## TASK GOAL
Give exactly the lines from the one with "Decode this image" through the final line of the listing below, both included, leaving out any pictures.

## AVAILABLE RECORDS
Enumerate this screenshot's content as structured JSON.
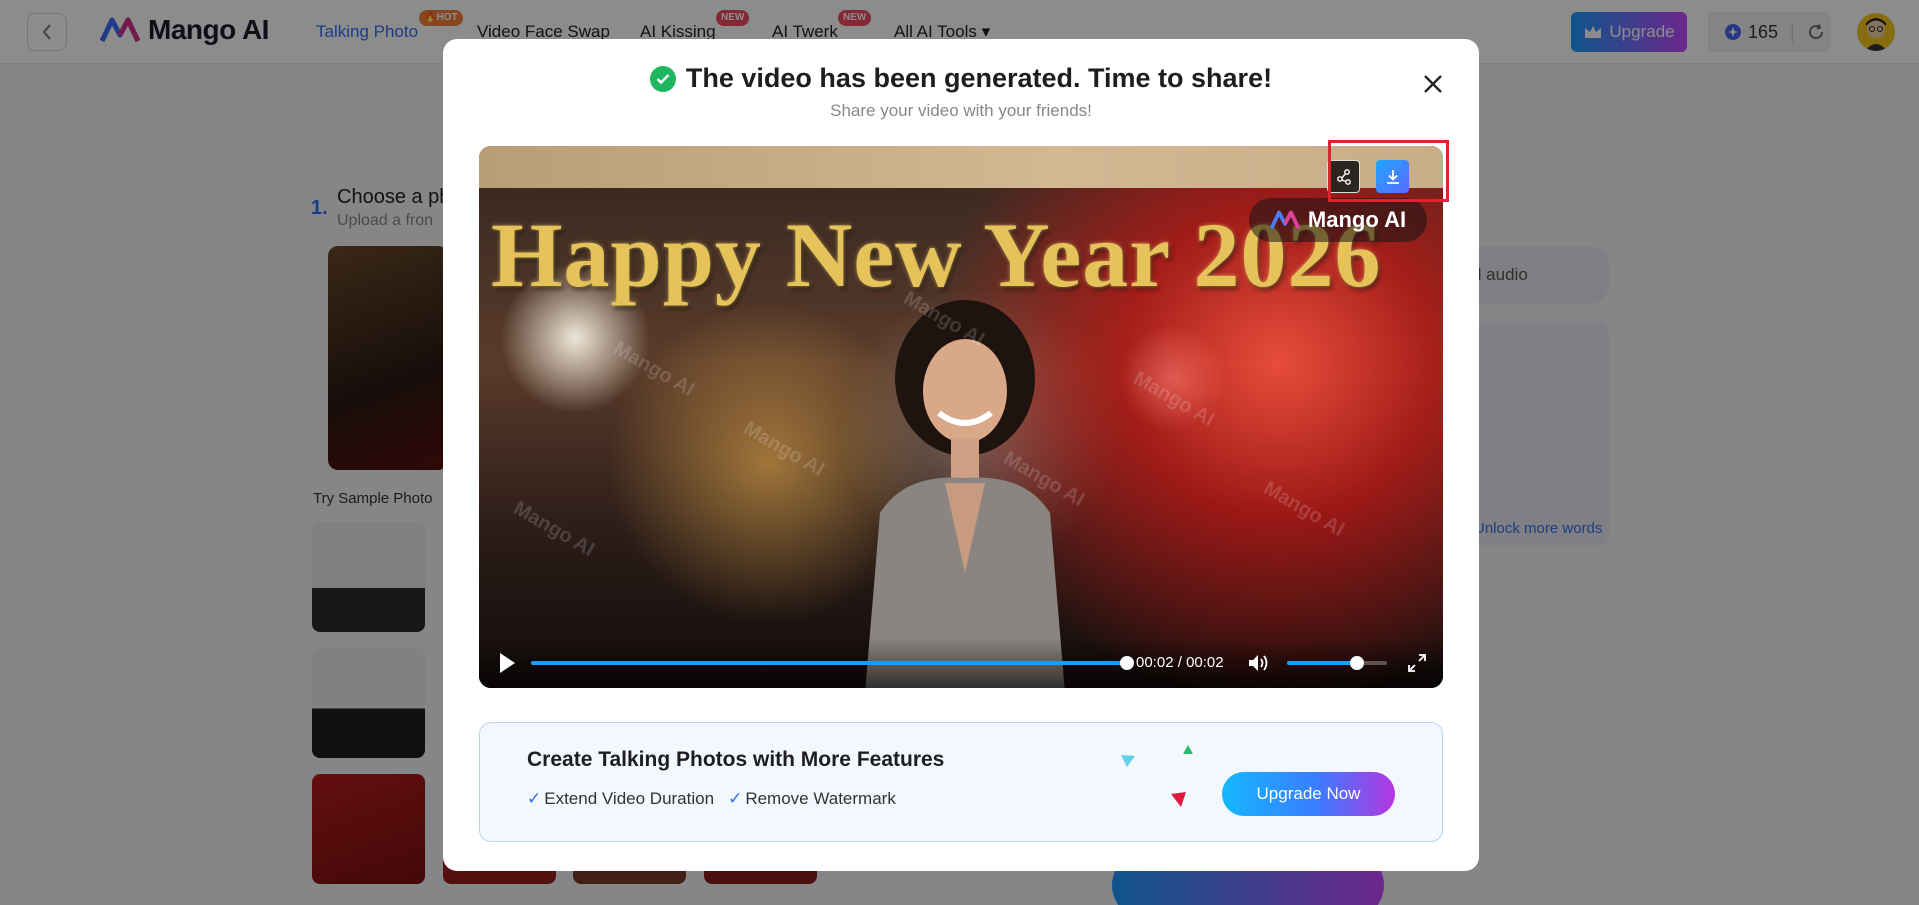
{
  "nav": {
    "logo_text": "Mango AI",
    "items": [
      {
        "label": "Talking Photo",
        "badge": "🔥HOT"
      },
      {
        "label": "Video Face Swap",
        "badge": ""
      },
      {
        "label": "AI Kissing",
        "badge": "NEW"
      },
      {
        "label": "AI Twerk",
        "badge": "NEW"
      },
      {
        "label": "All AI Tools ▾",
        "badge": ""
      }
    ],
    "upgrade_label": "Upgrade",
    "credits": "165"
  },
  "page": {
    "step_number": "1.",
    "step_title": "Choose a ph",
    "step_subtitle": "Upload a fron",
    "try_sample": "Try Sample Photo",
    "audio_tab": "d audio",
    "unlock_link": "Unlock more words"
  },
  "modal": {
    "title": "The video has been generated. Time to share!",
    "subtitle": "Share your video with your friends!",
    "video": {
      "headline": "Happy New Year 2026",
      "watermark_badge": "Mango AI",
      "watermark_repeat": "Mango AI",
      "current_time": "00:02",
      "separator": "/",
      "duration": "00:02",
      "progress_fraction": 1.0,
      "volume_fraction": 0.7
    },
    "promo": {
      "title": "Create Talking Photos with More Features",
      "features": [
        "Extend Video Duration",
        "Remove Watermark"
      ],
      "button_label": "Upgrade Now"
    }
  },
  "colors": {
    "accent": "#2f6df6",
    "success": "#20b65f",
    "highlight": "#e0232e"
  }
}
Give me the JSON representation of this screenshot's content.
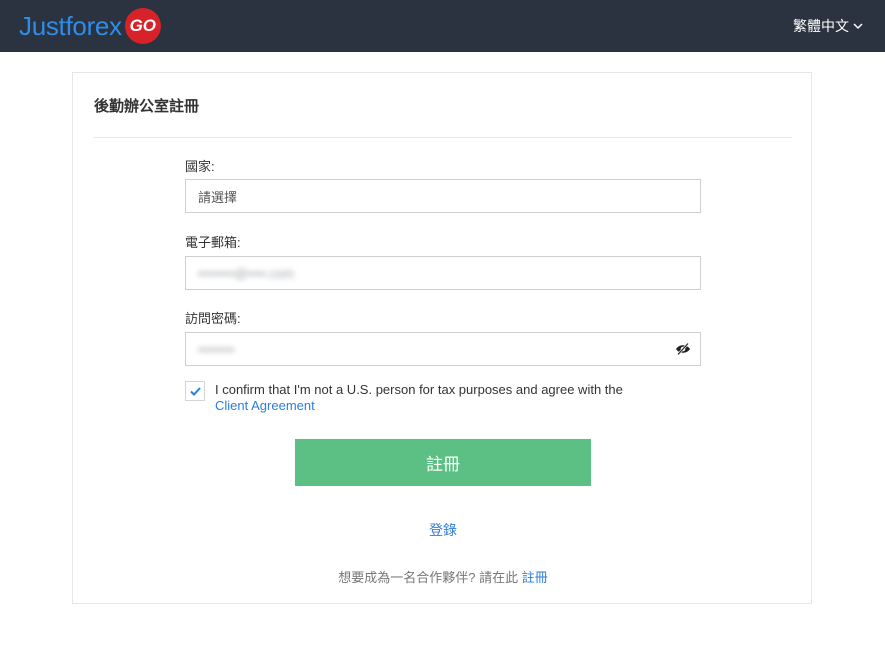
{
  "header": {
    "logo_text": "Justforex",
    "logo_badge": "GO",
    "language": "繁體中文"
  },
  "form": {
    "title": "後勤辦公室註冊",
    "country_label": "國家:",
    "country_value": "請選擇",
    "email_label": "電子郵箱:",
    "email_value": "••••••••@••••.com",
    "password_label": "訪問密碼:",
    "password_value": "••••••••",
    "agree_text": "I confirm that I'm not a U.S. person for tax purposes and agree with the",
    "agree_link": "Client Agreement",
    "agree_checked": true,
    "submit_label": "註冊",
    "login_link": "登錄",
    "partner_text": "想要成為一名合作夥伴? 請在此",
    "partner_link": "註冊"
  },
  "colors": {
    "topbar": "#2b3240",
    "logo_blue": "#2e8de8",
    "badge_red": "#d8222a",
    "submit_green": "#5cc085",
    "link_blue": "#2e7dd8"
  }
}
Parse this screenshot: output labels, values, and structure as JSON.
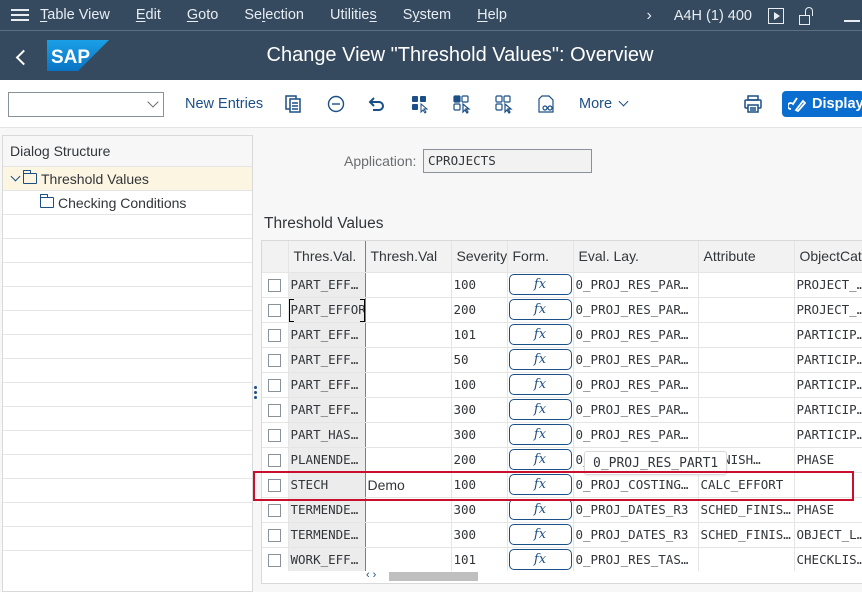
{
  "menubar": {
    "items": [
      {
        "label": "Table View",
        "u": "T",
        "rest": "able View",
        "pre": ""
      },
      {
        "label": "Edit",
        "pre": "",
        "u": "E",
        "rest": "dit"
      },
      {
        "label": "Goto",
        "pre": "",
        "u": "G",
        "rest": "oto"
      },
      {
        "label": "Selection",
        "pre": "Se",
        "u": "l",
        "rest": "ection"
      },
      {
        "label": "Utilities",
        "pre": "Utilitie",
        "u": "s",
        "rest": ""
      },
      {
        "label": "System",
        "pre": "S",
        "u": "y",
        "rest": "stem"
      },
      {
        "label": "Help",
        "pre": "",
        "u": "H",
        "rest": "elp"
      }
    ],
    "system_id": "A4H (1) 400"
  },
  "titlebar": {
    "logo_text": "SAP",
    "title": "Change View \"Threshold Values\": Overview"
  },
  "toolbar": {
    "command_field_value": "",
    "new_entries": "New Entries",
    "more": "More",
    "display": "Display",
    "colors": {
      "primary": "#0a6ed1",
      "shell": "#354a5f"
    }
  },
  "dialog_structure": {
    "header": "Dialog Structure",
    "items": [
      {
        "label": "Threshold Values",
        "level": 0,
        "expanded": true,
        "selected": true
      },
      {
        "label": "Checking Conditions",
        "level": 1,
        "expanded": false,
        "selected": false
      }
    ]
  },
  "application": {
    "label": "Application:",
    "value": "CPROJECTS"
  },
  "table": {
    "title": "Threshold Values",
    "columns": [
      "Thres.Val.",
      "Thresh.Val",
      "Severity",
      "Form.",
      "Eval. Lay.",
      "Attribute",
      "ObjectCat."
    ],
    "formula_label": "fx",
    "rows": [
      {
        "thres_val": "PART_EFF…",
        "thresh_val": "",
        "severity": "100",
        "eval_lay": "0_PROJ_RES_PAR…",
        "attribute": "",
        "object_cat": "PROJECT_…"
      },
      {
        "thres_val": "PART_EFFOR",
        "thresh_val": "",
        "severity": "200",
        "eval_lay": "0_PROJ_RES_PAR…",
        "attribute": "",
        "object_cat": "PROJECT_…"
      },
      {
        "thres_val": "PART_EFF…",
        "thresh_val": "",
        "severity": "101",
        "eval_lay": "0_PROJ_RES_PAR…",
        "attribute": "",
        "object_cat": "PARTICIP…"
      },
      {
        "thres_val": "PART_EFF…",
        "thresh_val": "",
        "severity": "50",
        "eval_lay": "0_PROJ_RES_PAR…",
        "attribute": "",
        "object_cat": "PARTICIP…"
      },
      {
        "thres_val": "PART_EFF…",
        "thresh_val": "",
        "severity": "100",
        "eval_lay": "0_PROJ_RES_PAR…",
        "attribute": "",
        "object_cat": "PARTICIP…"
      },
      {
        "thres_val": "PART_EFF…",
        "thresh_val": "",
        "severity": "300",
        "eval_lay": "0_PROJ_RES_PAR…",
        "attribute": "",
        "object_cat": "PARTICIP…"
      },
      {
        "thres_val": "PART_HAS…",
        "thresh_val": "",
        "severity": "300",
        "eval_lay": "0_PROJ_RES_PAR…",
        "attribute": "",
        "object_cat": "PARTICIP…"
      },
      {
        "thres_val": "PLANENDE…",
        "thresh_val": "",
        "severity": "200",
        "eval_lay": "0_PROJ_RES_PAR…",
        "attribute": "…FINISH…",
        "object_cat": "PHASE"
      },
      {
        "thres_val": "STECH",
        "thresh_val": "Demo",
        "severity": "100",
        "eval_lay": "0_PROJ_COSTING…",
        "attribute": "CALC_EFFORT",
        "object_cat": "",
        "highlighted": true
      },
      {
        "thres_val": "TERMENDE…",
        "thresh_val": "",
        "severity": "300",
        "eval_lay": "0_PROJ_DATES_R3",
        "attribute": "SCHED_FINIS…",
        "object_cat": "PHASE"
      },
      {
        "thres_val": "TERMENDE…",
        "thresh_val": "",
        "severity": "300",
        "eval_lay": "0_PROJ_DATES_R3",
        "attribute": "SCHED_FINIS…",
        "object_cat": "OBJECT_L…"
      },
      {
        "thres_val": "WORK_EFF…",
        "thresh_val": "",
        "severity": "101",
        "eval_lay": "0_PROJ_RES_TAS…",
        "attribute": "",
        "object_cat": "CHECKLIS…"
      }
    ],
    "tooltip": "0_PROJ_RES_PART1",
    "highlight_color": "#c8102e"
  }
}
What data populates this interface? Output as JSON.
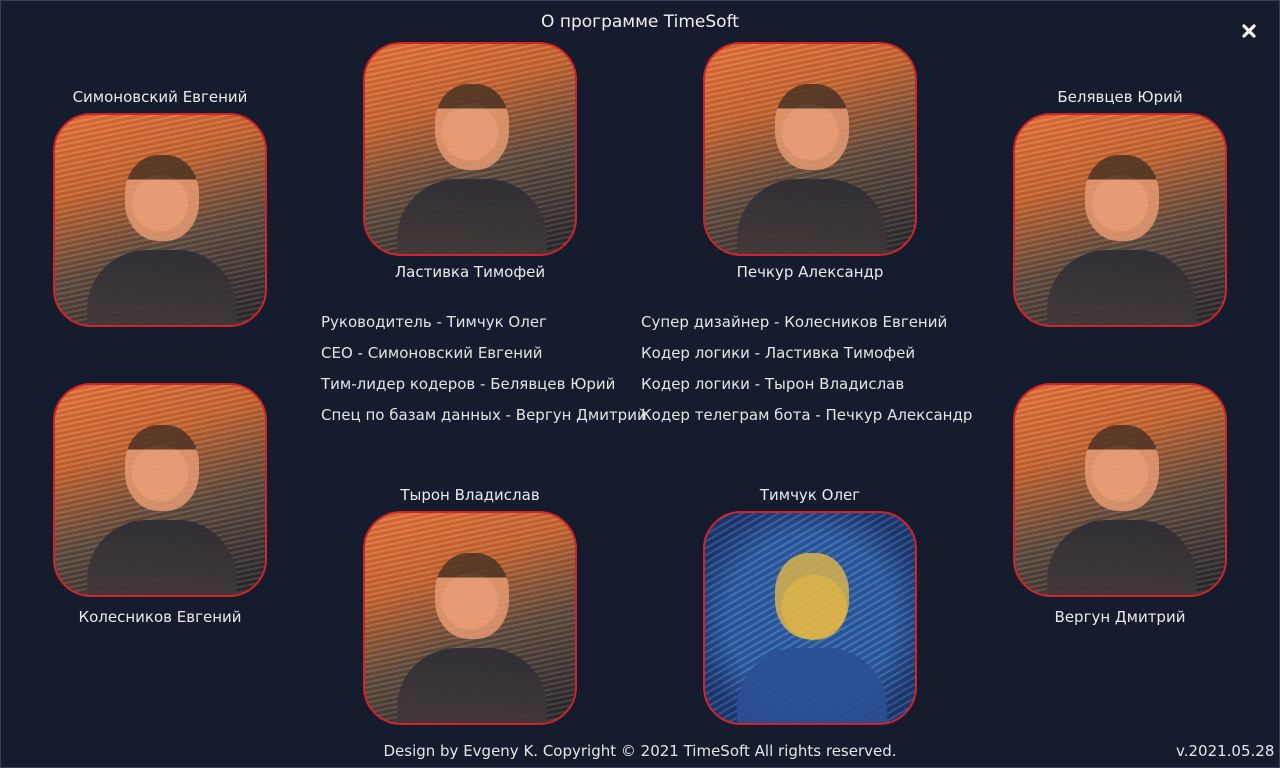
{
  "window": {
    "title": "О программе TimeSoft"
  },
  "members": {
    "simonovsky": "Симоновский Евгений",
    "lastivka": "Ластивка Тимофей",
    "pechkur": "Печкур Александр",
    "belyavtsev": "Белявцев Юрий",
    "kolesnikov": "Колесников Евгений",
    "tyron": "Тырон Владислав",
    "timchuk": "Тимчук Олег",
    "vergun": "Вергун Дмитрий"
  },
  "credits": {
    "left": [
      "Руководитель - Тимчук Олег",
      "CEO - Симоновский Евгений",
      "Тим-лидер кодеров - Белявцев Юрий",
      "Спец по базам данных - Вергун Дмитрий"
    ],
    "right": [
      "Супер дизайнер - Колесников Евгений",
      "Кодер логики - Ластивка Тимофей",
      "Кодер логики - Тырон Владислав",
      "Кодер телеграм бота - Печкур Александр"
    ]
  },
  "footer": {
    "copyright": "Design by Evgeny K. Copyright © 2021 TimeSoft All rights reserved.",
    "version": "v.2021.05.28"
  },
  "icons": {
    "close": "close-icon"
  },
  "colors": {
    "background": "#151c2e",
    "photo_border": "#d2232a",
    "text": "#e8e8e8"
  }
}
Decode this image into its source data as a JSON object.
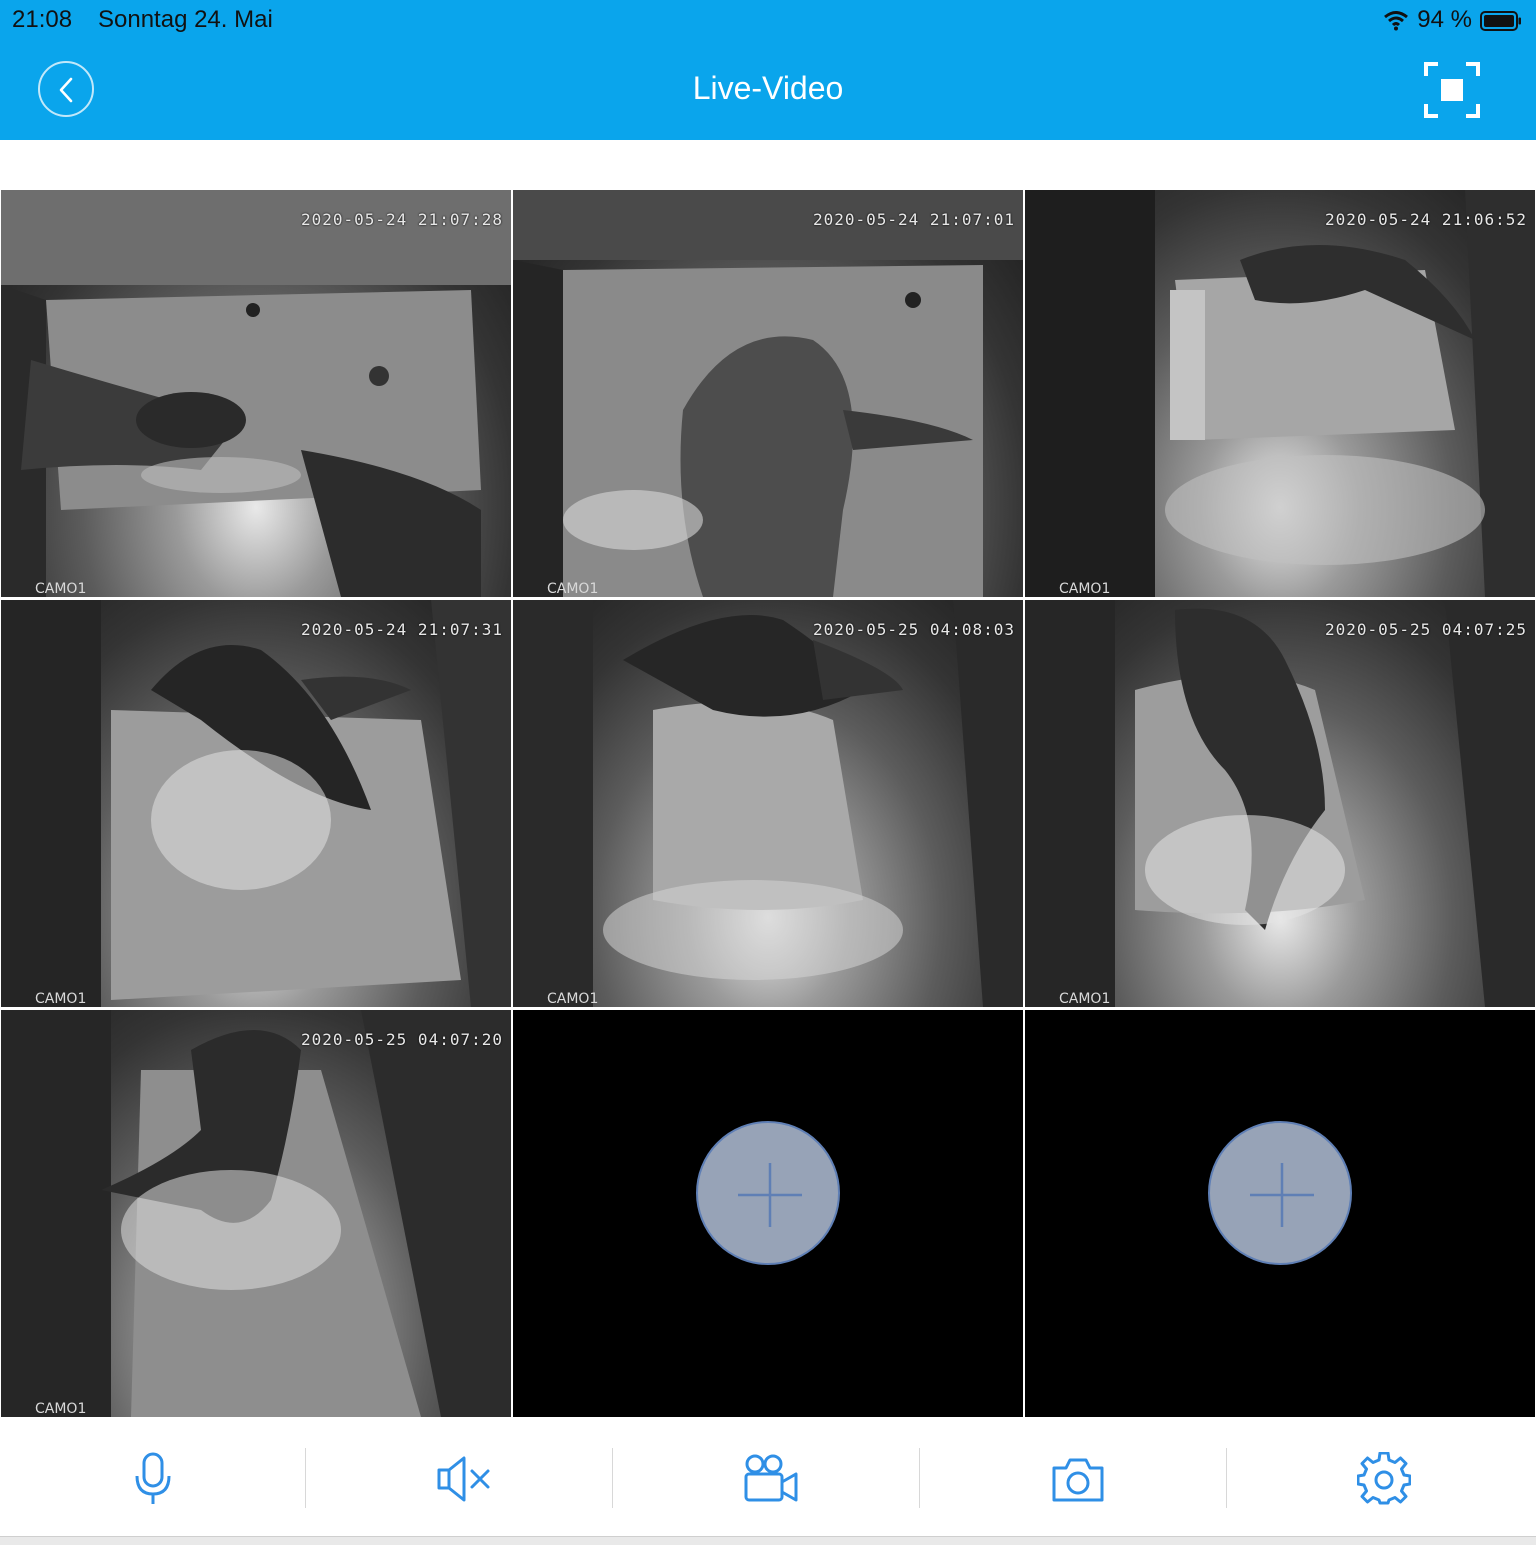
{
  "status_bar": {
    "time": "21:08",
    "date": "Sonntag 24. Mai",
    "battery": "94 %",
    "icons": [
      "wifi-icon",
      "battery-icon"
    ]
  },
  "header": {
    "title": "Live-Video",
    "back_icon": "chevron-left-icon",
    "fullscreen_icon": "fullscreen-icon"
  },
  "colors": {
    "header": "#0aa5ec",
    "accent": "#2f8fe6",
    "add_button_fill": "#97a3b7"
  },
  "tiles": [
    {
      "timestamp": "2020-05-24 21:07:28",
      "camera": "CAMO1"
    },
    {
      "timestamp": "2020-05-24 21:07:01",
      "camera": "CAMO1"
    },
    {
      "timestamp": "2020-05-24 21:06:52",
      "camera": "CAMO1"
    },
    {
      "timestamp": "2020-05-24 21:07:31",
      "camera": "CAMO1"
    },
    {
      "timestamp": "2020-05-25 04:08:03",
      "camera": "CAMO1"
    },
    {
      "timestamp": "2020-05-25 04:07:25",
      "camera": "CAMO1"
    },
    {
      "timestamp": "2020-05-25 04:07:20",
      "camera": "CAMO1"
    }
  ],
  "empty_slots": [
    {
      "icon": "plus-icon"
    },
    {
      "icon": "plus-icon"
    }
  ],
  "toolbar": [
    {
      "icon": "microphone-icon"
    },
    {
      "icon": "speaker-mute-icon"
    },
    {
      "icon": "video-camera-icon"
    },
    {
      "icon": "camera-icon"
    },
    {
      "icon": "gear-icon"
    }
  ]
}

## RESPONSE FOR THIS EXERCISE
Decode this image into its source data as a JSON object.
{
  "status_bar": {
    "time": "21:08",
    "date": "Sonntag 24. Mai",
    "battery": "94 %",
    "icons": [
      "wifi-icon",
      "battery-icon"
    ]
  },
  "header": {
    "title": "Live-Video",
    "back_icon": "chevron-left-icon",
    "fullscreen_icon": "fullscreen-icon"
  },
  "colors": {
    "header": "#0aa5ec",
    "accent": "#2f8fe6",
    "add_button_fill": "#97a3b7"
  },
  "tiles": [
    {
      "timestamp": "2020-05-24 21:07:28",
      "camera": "CAMO1"
    },
    {
      "timestamp": "2020-05-24 21:07:01",
      "camera": "CAMO1"
    },
    {
      "timestamp": "2020-05-24 21:06:52",
      "camera": "CAMO1"
    },
    {
      "timestamp": "2020-05-24 21:07:31",
      "camera": "CAMO1"
    },
    {
      "timestamp": "2020-05-25 04:08:03",
      "camera": "CAMO1"
    },
    {
      "timestamp": "2020-05-25 04:07:25",
      "camera": "CAMO1"
    },
    {
      "timestamp": "2020-05-25 04:07:20",
      "camera": "CAMO1"
    }
  ],
  "empty_slots": [
    {
      "icon": "plus-icon"
    },
    {
      "icon": "plus-icon"
    }
  ],
  "toolbar": [
    {
      "icon": "microphone-icon"
    },
    {
      "icon": "speaker-mute-icon"
    },
    {
      "icon": "video-camera-icon"
    },
    {
      "icon": "camera-icon"
    },
    {
      "icon": "gear-icon"
    }
  ]
}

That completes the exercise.